## YOUR OBJECTIVE
Copy everything in the listing below word for word, apart from any images.

--- begin SUPPLIED DATA ---

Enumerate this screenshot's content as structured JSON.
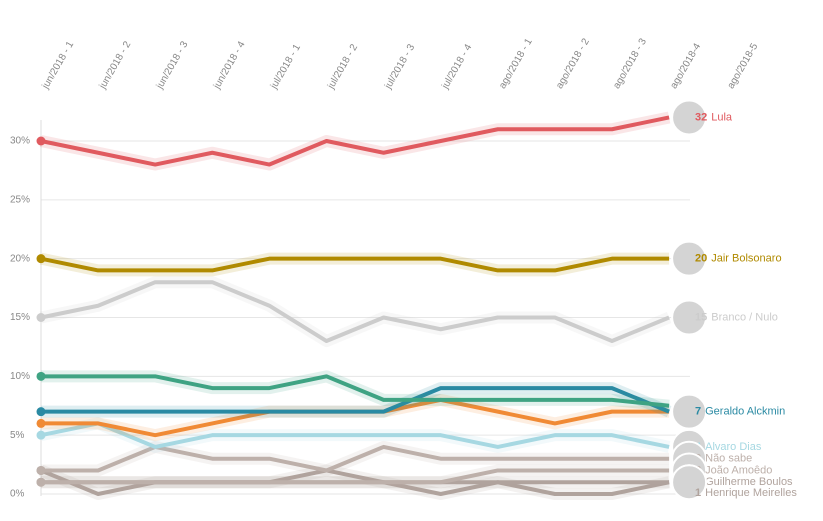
{
  "chart_data": {
    "type": "line",
    "categories": [
      "jun/2018 - 1",
      "jun/2018 - 2",
      "jun/2018 - 3",
      "jun/2018 - 4",
      "jul/2018 - 1",
      "jul/2018 - 2",
      "jul/2018 - 3",
      "jul/2018 - 4",
      "ago/2018 - 1",
      "ago/2018 - 2",
      "ago/2018 - 3",
      "ago/2018-4",
      "ago/2018-5"
    ],
    "ylim": [
      0,
      31.5
    ],
    "yticks": [
      {
        "value": 0,
        "label": "0%"
      },
      {
        "value": 5,
        "label": "5%"
      },
      {
        "value": 10,
        "label": "10%"
      },
      {
        "value": 15,
        "label": "15%"
      },
      {
        "value": 20,
        "label": "20%"
      },
      {
        "value": 25,
        "label": "25%"
      },
      {
        "value": 30,
        "label": "30%"
      }
    ],
    "grid": true,
    "series": [
      {
        "name": "Lula",
        "color": "#e05a5f",
        "values": [
          30,
          29,
          28,
          29,
          28,
          30,
          29,
          30,
          31,
          31,
          31,
          32,
          null
        ]
      },
      {
        "name": "Jair Bolsonaro",
        "color": "#b08a00",
        "values": [
          20,
          19,
          19,
          19,
          20,
          20,
          20,
          20,
          19,
          19,
          20,
          20,
          null
        ]
      },
      {
        "name": "Branco / Nulo",
        "color": "#cccccc",
        "values": [
          15,
          16,
          18,
          18,
          16,
          13,
          15,
          14,
          15,
          15,
          13,
          15,
          null
        ]
      },
      {
        "color": "#3fa383",
        "values": [
          10,
          10,
          10,
          9,
          9,
          10,
          8,
          8,
          8,
          8,
          8,
          7.5,
          null
        ]
      },
      {
        "name": "Geraldo Alckmin",
        "color": "#2a8aa3",
        "values": [
          7,
          7,
          7,
          7,
          7,
          7,
          7,
          9,
          9,
          9,
          9,
          7,
          null
        ]
      },
      {
        "color": "#f08a35",
        "values": [
          6,
          6,
          5,
          6,
          7,
          7,
          7,
          8,
          7,
          6,
          7,
          7,
          null
        ]
      },
      {
        "name": "Alvaro Dias",
        "color": "#a6d8e2",
        "values": [
          5,
          6,
          4,
          5,
          5,
          5,
          5,
          5,
          4,
          5,
          5,
          4,
          null
        ]
      },
      {
        "name": "Não sabe",
        "color": "#bdb0aa",
        "values": [
          2,
          2,
          4,
          3,
          3,
          2,
          4,
          3,
          3,
          3,
          3,
          3,
          null
        ]
      },
      {
        "name": "João Amoêdo",
        "color": "#bdb0aa",
        "values": [
          1,
          1,
          1,
          1,
          1,
          1,
          1,
          1,
          2,
          2,
          2,
          2,
          null
        ]
      },
      {
        "name": "Henrique Meirelles",
        "color": "#b0a39d",
        "values": [
          1,
          1,
          1,
          1,
          1,
          1,
          1,
          1,
          1,
          1,
          1,
          1,
          null
        ]
      },
      {
        "name": "Guilherme Boulos",
        "color": "#b0a39d",
        "values": [
          2,
          0,
          1,
          1,
          1,
          2,
          1,
          0,
          1,
          0,
          0,
          1,
          null
        ]
      }
    ]
  }
}
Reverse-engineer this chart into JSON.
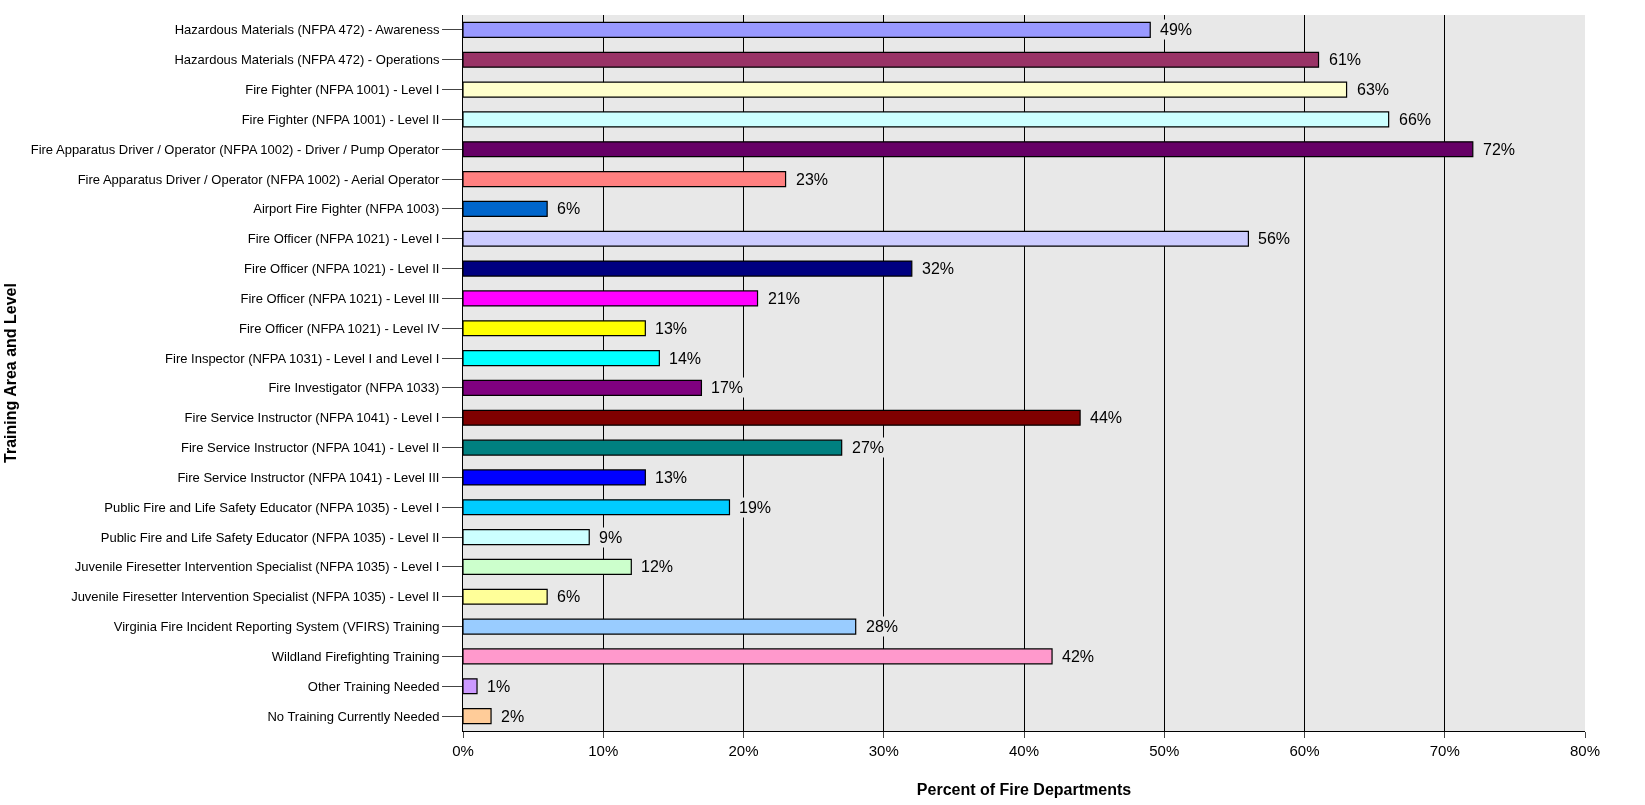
{
  "chart_data": {
    "type": "bar",
    "orientation": "horizontal",
    "xlabel": "Percent of Fire Departments",
    "ylabel": "Training Area and Level",
    "categories": [
      "Hazardous Materials (NFPA 472) - Awareness",
      "Hazardous Materials (NFPA 472) - Operations",
      "Fire Fighter (NFPA 1001) - Level I",
      "Fire Fighter (NFPA 1001) - Level II",
      "Fire Apparatus Driver / Operator (NFPA 1002) - Driver / Pump Operator",
      "Fire Apparatus Driver / Operator (NFPA 1002) - Aerial Operator",
      "Airport Fire Fighter (NFPA 1003)",
      "Fire Officer (NFPA 1021) - Level I",
      "Fire Officer (NFPA 1021) - Level II",
      "Fire Officer (NFPA 1021) - Level III",
      "Fire Officer (NFPA 1021) - Level IV",
      "Fire Inspector (NFPA 1031) - Level I and Level I",
      "Fire Investigator (NFPA 1033)",
      "Fire Service Instructor (NFPA 1041) - Level I",
      "Fire Service Instructor (NFPA 1041) - Level II",
      "Fire Service Instructor (NFPA 1041) - Level III",
      "Public Fire and Life Safety Educator (NFPA 1035) - Level I",
      "Public Fire and Life Safety Educator (NFPA 1035) - Level II",
      "Juvenile Firesetter Intervention Specialist (NFPA 1035) - Level I",
      "Juvenile Firesetter Intervention Specialist (NFPA 1035) - Level II",
      "Virginia Fire Incident Reporting System (VFIRS) Training",
      "Wildland Firefighting Training",
      "Other Training Needed",
      "No Training Currently Needed"
    ],
    "values": [
      49,
      61,
      63,
      66,
      72,
      23,
      6,
      56,
      32,
      21,
      13,
      14,
      17,
      44,
      27,
      13,
      19,
      9,
      12,
      6,
      28,
      42,
      1,
      2
    ],
    "value_labels": [
      "49%",
      "61%",
      "63%",
      "66%",
      "72%",
      "23%",
      "6%",
      "56%",
      "32%",
      "21%",
      "13%",
      "14%",
      "17%",
      "44%",
      "27%",
      "13%",
      "19%",
      "9%",
      "12%",
      "6%",
      "28%",
      "42%",
      "1%",
      "2%"
    ],
    "colors": [
      "#9999ff",
      "#993366",
      "#ffffcc",
      "#ccffff",
      "#660066",
      "#ff8080",
      "#0066cc",
      "#ccccff",
      "#000080",
      "#ff00ff",
      "#ffff00",
      "#00ffff",
      "#800080",
      "#800000",
      "#008080",
      "#0000ff",
      "#00ccff",
      "#ccffff",
      "#ccffcc",
      "#ffff99",
      "#99ccff",
      "#ff99cc",
      "#cc99ff",
      "#ffcc99"
    ],
    "xlim": [
      0,
      80
    ],
    "xticks": [
      {
        "value": 0,
        "label": "0%"
      },
      {
        "value": 10,
        "label": "10%"
      },
      {
        "value": 20,
        "label": "20%"
      },
      {
        "value": 30,
        "label": "30%"
      },
      {
        "value": 40,
        "label": "40%"
      },
      {
        "value": 50,
        "label": "50%"
      },
      {
        "value": 60,
        "label": "60%"
      },
      {
        "value": 70,
        "label": "70%"
      },
      {
        "value": 80,
        "label": "80%"
      }
    ],
    "grid": "x"
  }
}
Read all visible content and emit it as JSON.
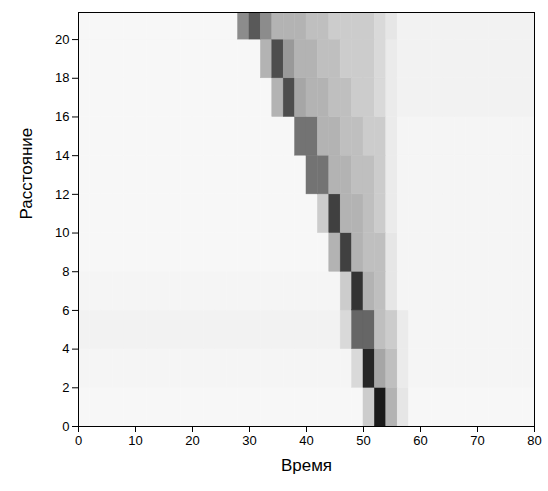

--- end SUPPLIED DATA ---

## SOLUTION TO THE EXERCISE
Enumerate this screenshot's content as structured JSON.
{
  "chart_data": {
    "type": "line",
    "categories": [
      "jun/2018 - 1",
      "jun/2018 - 2",
      "jun/2018 - 3",
      "jun/2018 - 4",
      "jul/2018 - 1",
      "jul/2018 - 2",
      "jul/2018 - 3",
      "jul/2018 - 4",
      "ago/2018 - 1",
      "ago/2018 - 2",
      "ago/2018 - 3",
      "ago/2018-4",
      "ago/2018-5"
    ],
    "ylim": [
      0,
      31.5
    ],
    "yticks": [
      {
        "value": 0,
        "label": "0%"
      },
      {
        "value": 5,
        "label": "5%"
      },
      {
        "value": 10,
        "label": "10%"
      },
      {
        "value": 15,
        "label": "15%"
      },
      {
        "value": 20,
        "label": "20%"
      },
      {
        "value": 25,
        "label": "25%"
      },
      {
        "value": 30,
        "label": "30%"
      }
    ],
    "grid": true,
    "series": [
      {
        "name": "Lula",
        "color": "#e05a5f",
        "values": [
          30,
          29,
          28,
          29,
          28,
          30,
          29,
          30,
          31,
          31,
          31,
          32,
          null
        ]
      },
      {
        "name": "Jair Bolsonaro",
        "color": "#b08a00",
        "values": [
          20,
          19,
          19,
          19,
          20,
          20,
          20,
          20,
          19,
          19,
          20,
          20,
          null
        ]
      },
      {
        "name": "Branco / Nulo",
        "color": "#cccccc",
        "values": [
          15,
          16,
          18,
          18,
          16,
          13,
          15,
          14,
          15,
          15,
          13,
          15,
          null
        ]
      },
      {
        "color": "#3fa383",
        "values": [
          10,
          10,
          10,
          9,
          9,
          10,
          8,
          8,
          8,
          8,
          8,
          7.5,
          null
        ]
      },
      {
        "name": "Geraldo Alckmin",
        "color": "#2a8aa3",
        "values": [
          7,
          7,
          7,
          7,
          7,
          7,
          7,
          9,
          9,
          9,
          9,
          7,
          null
        ]
      },
      {
        "color": "#f08a35",
        "values": [
          6,
          6,
          5,
          6,
          7,
          7,
          7,
          8,
          7,
          6,
          7,
          7,
          null
        ]
      },
      {
        "name": "Alvaro Dias",
        "color": "#a6d8e2",
        "values": [
          5,
          6,
          4,
          5,
          5,
          5,
          5,
          5,
          4,
          5,
          5,
          4,
          null
        ]
      },
      {
        "name": "Não sabe",
        "color": "#bdb0aa",
        "values": [
          2,
          2,
          4,
          3,
          3,
          2,
          4,
          3,
          3,
          3,
          3,
          3,
          null
        ]
      },
      {
        "name": "João Amoêdo",
        "color": "#bdb0aa",
        "values": [
          1,
          1,
          1,
          1,
          1,
          1,
          1,
          1,
          2,
          2,
          2,
          2,
          null
        ]
      },
      {
        "name": "Henrique Meirelles",
        "color": "#b0a39d",
        "values": [
          1,
          1,
          1,
          1,
          1,
          1,
          1,
          1,
          1,
          1,
          1,
          1,
          null
        ]
      },
      {
        "name": "Guilherme Boulos",
        "color": "#b0a39d",
        "values": [
          2,
          0,
          1,
          1,
          1,
          2,
          1,
          0,
          1,
          0,
          0,
          1,
          null
        ]
      }
    ]
  }
}
Reverse-engineer this chart into JSON.
{
  "chart_data": {
    "type": "bar",
    "orientation": "horizontal",
    "xlabel": "Percent of Fire Departments",
    "ylabel": "Training Area and Level",
    "categories": [
      "Hazardous Materials (NFPA 472) - Awareness",
      "Hazardous Materials (NFPA 472) - Operations",
      "Fire Fighter (NFPA 1001) - Level I",
      "Fire Fighter (NFPA 1001) - Level II",
      "Fire Apparatus Driver / Operator (NFPA 1002) - Driver / Pump Operator",
      "Fire Apparatus Driver / Operator (NFPA 1002) - Aerial Operator",
      "Airport Fire Fighter (NFPA 1003)",
      "Fire Officer (NFPA 1021) - Level I",
      "Fire Officer (NFPA 1021) - Level II",
      "Fire Officer (NFPA 1021) - Level III",
      "Fire Officer (NFPA 1021) - Level IV",
      "Fire Inspector (NFPA 1031) - Level I and Level I",
      "Fire Investigator (NFPA 1033)",
      "Fire Service Instructor (NFPA 1041) - Level I",
      "Fire Service Instructor (NFPA 1041) - Level II",
      "Fire Service Instructor (NFPA 1041) - Level III",
      "Public Fire and Life Safety Educator (NFPA 1035) - Level I",
      "Public Fire and Life Safety Educator (NFPA 1035) - Level II",
      "Juvenile Firesetter Intervention Specialist (NFPA 1035) - Level I",
      "Juvenile Firesetter Intervention Specialist (NFPA 1035) - Level II",
      "Virginia Fire Incident Reporting System (VFIRS) Training",
      "Wildland Firefighting Training",
      "Other Training Needed",
      "No Training Currently Needed"
    ],
    "values": [
      49,
      61,
      63,
      66,
      72,
      23,
      6,
      56,
      32,
      21,
      13,
      14,
      17,
      44,
      27,
      13,
      19,
      9,
      12,
      6,
      28,
      42,
      1,
      2
    ],
    "value_labels": [
      "49%",
      "61%",
      "63%",
      "66%",
      "72%",
      "23%",
      "6%",
      "56%",
      "32%",
      "21%",
      "13%",
      "14%",
      "17%",
      "44%",
      "27%",
      "13%",
      "19%",
      "9%",
      "12%",
      "6%",
      "28%",
      "42%",
      "1%",
      "2%"
    ],
    "colors": [
      "#9999ff",
      "#993366",
      "#ffffcc",
      "#ccffff",
      "#660066",
      "#ff8080",
      "#0066cc",
      "#ccccff",
      "#000080",
      "#ff00ff",
      "#ffff00",
      "#00ffff",
      "#800080",
      "#800000",
      "#008080",
      "#0000ff",
      "#00ccff",
      "#ccffff",
      "#ccffcc",
      "#ffff99",
      "#99ccff",
      "#ff99cc",
      "#cc99ff",
      "#ffcc99"
    ],
    "xlim": [
      0,
      80
    ],
    "xticks": [
      {
        "value": 0,
        "label": "0%"
      },
      {
        "value": 10,
        "label": "10%"
      },
      {
        "value": 20,
        "label": "20%"
      },
      {
        "value": 30,
        "label": "30%"
      },
      {
        "value": 40,
        "label": "40%"
      },
      {
        "value": 50,
        "label": "50%"
      },
      {
        "value": 60,
        "label": "60%"
      },
      {
        "value": 70,
        "label": "70%"
      },
      {
        "value": 80,
        "label": "80%"
      }
    ],
    "grid": "x"
  }
}
Read all visible content and emit it as JSON.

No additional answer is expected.